'''
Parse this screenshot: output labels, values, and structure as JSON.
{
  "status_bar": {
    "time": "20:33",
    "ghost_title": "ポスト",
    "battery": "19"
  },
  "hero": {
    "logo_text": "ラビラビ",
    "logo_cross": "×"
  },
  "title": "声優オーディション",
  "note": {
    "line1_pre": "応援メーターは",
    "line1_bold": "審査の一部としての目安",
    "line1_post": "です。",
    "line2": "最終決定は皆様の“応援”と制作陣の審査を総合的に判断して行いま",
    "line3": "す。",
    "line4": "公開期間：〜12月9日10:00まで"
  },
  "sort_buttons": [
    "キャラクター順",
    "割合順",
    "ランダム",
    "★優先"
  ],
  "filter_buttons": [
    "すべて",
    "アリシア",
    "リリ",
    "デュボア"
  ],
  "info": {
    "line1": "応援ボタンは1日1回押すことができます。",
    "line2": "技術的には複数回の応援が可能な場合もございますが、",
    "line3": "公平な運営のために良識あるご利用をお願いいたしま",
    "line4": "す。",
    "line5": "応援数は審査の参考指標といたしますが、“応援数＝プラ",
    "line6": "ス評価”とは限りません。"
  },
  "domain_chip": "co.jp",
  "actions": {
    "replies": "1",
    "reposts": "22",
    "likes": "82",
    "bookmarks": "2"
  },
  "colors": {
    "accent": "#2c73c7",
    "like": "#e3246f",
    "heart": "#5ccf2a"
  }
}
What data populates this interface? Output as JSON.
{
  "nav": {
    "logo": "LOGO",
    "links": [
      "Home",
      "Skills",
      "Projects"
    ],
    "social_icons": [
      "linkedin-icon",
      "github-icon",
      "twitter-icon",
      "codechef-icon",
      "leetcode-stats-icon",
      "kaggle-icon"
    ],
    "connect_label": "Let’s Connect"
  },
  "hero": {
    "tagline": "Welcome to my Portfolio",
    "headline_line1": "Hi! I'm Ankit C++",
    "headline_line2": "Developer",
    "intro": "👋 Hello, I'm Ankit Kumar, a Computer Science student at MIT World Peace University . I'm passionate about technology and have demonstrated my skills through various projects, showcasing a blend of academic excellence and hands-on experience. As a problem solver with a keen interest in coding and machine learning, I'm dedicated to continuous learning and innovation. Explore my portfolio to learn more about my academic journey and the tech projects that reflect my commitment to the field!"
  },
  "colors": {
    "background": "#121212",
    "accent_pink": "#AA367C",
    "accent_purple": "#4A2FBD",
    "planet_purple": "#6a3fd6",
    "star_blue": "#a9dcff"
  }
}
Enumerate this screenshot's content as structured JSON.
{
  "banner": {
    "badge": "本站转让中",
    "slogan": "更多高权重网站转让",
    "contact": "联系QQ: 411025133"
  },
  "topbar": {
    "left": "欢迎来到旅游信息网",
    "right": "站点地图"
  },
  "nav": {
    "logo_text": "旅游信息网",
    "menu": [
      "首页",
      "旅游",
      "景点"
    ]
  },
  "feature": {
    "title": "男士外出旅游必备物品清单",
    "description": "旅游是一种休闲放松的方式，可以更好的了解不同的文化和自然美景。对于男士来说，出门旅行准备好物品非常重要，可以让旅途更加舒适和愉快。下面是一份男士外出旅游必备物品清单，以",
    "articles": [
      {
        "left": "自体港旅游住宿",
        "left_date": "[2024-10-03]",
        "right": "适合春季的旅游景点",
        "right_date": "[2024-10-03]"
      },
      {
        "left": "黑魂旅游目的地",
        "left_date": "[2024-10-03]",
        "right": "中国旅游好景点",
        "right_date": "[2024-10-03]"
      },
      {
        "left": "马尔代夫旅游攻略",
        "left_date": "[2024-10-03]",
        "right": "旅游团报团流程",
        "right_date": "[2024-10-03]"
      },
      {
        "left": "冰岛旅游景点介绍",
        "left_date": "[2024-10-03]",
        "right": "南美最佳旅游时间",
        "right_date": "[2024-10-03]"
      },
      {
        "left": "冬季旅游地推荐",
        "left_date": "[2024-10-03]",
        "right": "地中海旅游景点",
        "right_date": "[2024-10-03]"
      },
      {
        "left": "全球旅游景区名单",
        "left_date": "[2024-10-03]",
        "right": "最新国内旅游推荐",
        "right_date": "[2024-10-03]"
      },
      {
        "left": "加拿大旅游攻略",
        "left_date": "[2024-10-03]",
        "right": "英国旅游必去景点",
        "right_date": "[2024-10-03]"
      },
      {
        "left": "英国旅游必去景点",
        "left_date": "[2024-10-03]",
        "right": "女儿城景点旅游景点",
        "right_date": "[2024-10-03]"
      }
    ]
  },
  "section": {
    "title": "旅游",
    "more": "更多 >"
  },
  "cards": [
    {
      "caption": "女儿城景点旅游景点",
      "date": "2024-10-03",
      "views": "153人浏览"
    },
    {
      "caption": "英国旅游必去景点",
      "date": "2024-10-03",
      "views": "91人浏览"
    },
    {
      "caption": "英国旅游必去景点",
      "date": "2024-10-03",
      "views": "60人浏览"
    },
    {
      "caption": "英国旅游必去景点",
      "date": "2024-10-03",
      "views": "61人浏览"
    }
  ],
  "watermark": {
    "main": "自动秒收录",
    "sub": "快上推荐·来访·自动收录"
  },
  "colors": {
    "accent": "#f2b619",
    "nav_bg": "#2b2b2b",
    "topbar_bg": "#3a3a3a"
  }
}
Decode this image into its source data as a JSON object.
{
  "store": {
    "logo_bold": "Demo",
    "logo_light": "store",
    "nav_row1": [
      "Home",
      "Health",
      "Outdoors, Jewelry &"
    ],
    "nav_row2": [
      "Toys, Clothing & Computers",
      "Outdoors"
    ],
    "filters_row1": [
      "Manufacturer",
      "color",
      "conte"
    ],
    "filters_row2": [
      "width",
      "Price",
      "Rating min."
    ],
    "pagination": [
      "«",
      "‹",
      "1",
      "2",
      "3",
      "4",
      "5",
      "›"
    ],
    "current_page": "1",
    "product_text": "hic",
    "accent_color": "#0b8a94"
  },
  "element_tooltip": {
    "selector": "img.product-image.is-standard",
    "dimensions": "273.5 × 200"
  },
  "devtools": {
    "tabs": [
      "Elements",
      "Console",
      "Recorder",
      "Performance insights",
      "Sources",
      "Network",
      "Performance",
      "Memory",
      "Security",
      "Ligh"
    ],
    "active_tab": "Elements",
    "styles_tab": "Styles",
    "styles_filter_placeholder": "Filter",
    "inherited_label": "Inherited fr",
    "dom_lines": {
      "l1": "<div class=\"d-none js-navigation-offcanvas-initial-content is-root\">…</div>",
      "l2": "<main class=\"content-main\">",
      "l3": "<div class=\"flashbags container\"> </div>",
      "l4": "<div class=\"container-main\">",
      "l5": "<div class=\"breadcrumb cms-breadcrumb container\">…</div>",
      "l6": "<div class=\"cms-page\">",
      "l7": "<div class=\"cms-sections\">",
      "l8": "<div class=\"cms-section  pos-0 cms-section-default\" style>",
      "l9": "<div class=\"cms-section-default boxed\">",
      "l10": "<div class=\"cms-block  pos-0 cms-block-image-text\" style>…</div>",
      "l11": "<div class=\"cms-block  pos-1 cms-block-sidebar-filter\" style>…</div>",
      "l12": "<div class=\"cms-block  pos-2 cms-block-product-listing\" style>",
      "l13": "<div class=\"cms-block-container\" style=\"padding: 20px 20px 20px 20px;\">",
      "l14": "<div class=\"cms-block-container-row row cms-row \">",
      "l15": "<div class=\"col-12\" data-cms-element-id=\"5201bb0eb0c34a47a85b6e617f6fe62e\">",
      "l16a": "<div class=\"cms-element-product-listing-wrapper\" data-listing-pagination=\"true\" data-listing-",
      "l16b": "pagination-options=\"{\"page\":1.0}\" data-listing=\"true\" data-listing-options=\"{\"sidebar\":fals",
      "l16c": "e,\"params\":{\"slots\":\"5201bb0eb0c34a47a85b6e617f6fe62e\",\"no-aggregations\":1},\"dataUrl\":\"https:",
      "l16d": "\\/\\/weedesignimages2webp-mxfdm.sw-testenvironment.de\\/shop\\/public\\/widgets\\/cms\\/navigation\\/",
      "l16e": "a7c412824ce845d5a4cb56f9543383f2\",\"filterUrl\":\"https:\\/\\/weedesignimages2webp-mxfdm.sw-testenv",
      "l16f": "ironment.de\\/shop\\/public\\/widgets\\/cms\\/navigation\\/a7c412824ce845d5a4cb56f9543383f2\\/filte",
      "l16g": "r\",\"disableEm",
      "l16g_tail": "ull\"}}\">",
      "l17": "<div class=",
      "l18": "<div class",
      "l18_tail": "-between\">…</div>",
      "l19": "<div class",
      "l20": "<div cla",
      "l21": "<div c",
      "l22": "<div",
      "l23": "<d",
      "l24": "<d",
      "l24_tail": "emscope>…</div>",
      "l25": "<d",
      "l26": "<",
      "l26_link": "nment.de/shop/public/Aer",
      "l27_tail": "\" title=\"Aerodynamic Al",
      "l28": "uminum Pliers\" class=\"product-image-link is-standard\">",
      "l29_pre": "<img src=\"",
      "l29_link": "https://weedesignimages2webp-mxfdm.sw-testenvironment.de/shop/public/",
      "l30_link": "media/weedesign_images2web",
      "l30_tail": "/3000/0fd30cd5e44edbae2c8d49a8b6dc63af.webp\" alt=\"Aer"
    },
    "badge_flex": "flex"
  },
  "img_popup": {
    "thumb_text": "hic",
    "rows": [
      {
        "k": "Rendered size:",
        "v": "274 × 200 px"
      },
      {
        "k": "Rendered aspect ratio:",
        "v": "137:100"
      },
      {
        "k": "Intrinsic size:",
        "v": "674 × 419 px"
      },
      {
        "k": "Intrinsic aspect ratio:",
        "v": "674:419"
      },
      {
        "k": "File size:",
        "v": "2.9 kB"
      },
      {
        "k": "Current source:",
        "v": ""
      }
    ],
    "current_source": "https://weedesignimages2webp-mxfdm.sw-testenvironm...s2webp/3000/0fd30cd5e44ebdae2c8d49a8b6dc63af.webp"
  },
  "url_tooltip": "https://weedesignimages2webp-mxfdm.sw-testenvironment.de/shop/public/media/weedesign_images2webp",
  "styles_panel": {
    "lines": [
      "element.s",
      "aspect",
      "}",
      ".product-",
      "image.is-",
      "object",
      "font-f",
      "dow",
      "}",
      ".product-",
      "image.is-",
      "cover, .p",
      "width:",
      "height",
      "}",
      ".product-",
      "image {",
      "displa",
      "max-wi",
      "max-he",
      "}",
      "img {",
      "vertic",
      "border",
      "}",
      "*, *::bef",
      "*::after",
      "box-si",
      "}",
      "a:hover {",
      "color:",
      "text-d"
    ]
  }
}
'''
_Task prompt_
Reproduce each line of the material containing the word "JSON".

_Expected answer_
Parse this screenshot: output labels, values, and structure as JSON.
What data populates this interface? Output as JSON.
Enumerate this screenshot's content as structured JSON.
Decode this image into its source data as a JSON object.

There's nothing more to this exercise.